===== INPUT

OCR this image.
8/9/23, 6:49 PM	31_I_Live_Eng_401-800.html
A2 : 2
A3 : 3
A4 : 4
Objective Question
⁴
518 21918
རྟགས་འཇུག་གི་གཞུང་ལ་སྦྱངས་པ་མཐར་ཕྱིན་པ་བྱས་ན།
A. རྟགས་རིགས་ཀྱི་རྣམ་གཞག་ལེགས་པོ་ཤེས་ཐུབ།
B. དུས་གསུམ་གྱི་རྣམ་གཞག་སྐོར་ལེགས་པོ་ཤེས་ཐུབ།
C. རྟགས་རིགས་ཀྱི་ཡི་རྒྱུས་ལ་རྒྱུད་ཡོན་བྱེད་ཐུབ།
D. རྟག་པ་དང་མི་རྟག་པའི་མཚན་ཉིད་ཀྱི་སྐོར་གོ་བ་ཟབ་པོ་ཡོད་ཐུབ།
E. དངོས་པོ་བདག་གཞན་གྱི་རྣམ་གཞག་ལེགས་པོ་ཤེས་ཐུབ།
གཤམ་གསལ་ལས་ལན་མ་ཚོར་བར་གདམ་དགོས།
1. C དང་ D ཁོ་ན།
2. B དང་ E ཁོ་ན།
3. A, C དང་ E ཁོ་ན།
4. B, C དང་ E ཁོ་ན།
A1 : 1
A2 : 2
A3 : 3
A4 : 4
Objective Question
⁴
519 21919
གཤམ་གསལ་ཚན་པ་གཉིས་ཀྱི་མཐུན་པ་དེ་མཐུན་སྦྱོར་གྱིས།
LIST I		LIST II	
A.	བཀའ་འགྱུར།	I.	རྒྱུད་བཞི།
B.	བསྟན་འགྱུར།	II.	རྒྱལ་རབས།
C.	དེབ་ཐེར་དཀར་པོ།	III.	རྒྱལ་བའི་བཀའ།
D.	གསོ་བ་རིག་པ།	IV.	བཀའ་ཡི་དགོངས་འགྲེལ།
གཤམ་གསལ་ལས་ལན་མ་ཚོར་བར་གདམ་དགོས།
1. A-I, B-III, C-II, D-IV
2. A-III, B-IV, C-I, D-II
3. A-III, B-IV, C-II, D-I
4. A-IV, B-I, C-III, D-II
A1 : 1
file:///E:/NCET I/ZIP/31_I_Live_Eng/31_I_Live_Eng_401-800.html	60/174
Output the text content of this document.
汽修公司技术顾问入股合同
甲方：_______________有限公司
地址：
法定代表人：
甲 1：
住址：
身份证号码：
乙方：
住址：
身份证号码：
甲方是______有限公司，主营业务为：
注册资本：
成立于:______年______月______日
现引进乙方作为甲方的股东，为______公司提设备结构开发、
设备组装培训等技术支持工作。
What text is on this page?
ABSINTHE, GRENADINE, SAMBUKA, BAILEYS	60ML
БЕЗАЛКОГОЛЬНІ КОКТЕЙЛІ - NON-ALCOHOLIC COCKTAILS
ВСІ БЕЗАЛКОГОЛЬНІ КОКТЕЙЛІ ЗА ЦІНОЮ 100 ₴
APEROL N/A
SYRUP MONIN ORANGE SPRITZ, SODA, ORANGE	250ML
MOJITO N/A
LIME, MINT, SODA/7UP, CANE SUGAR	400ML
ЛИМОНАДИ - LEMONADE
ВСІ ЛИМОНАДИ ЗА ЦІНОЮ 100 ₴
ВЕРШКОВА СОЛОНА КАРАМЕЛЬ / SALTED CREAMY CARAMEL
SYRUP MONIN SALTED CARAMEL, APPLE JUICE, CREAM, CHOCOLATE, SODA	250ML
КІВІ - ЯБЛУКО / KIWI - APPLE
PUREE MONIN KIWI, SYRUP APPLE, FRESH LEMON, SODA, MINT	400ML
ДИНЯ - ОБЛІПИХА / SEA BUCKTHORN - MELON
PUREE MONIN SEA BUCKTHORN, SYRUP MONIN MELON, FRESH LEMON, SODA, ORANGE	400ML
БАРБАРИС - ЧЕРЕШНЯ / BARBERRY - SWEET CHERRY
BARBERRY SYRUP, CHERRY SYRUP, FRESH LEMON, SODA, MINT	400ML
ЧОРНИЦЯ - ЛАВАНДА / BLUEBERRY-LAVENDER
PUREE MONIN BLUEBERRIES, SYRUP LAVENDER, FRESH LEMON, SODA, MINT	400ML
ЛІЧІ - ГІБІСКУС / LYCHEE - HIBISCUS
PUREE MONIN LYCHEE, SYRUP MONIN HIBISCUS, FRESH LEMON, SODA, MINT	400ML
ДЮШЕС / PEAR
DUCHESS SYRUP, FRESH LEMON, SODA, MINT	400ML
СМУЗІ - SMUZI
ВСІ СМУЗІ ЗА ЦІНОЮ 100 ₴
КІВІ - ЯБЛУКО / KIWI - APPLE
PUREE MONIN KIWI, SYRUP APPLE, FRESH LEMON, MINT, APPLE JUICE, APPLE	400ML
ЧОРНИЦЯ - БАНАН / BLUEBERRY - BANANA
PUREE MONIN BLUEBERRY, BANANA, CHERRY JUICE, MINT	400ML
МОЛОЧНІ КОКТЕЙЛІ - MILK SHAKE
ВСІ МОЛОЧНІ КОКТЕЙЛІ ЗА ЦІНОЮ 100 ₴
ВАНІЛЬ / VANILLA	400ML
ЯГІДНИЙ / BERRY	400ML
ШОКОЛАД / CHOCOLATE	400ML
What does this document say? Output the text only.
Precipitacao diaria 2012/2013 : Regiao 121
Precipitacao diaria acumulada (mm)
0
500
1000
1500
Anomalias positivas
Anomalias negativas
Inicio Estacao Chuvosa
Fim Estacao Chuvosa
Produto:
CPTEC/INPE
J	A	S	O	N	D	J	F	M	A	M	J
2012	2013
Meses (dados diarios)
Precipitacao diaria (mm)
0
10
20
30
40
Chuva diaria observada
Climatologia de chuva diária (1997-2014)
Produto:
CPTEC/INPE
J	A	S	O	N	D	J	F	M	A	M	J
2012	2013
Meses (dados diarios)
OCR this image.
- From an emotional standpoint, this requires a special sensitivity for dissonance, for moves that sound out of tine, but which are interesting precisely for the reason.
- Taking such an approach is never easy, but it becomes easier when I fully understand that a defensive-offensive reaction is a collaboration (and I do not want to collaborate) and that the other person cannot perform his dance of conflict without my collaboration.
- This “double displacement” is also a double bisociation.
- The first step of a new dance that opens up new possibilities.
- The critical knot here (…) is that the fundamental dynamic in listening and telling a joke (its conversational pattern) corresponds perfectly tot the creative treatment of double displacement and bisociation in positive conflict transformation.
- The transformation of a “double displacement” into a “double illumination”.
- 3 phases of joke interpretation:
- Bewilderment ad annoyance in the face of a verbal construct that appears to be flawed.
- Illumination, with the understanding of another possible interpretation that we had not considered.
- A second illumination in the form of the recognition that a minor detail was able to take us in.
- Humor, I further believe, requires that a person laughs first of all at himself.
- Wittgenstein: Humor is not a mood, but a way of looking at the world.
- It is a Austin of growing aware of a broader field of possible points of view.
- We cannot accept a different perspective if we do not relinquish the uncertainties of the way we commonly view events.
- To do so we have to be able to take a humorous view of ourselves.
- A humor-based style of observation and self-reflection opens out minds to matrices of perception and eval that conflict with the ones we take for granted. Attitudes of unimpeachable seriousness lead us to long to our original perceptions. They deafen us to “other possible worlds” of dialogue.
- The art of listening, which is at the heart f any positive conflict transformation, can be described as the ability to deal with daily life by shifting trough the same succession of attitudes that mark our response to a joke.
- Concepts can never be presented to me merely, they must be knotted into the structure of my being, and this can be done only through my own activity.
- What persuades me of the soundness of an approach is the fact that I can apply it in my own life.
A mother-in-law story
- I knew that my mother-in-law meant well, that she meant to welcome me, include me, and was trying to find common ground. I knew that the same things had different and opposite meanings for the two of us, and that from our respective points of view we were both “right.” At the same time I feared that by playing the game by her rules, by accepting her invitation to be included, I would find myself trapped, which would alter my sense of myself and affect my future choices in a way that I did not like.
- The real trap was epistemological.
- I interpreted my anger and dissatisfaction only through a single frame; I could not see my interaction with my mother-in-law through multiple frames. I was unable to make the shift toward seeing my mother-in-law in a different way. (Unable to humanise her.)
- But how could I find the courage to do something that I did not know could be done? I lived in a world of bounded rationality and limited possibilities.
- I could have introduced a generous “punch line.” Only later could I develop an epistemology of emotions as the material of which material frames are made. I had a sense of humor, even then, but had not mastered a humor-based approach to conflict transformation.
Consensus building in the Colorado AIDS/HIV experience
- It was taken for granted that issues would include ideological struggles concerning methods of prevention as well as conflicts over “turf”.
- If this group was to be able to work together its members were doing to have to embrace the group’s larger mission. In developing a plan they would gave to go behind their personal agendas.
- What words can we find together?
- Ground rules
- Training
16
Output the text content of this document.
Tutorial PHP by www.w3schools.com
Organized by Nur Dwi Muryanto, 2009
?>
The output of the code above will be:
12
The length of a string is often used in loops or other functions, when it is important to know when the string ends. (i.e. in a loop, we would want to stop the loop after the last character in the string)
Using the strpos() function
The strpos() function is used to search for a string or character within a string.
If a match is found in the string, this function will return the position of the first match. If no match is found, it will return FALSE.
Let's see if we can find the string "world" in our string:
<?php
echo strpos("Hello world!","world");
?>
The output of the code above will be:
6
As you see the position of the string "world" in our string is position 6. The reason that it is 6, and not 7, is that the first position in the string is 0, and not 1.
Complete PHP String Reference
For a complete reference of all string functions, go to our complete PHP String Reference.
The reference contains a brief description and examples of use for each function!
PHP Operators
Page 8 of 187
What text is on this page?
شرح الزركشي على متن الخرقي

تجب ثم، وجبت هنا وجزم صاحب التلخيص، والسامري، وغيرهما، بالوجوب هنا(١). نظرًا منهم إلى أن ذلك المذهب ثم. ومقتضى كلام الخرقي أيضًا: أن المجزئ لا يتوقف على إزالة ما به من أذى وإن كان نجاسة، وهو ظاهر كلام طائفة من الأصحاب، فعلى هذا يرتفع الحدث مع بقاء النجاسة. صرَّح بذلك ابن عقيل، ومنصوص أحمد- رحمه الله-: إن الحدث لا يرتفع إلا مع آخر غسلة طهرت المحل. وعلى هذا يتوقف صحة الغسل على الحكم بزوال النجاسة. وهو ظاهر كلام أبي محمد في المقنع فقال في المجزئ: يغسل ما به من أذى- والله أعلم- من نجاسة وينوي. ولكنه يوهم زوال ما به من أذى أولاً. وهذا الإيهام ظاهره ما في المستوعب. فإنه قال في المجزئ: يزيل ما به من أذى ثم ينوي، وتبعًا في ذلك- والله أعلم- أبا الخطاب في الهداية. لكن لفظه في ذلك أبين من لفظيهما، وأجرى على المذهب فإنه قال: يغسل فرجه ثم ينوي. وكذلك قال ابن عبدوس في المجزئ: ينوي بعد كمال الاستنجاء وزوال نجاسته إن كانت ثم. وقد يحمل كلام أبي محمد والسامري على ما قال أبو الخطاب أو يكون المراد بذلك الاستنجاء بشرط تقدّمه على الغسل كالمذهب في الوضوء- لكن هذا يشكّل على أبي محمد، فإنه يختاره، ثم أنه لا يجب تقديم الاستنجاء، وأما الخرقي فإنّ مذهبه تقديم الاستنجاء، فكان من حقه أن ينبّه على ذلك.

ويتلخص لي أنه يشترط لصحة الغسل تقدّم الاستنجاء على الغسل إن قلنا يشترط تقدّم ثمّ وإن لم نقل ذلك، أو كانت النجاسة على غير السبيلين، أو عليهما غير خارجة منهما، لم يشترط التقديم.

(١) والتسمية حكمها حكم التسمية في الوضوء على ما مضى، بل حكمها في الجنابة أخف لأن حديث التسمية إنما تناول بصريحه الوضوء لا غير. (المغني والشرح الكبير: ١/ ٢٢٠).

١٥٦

==========

• _WHAT YOU HAVE TO DO_
Where a line in the material above holds "into", copy that line.

• _COMPLETE RESPONSE_
- The transformation of a “double displacement” into a “double illumination”.
- Concepts can never be presented to me merely, they must be knotted into the structure of my being, and this can be done only through my own activity.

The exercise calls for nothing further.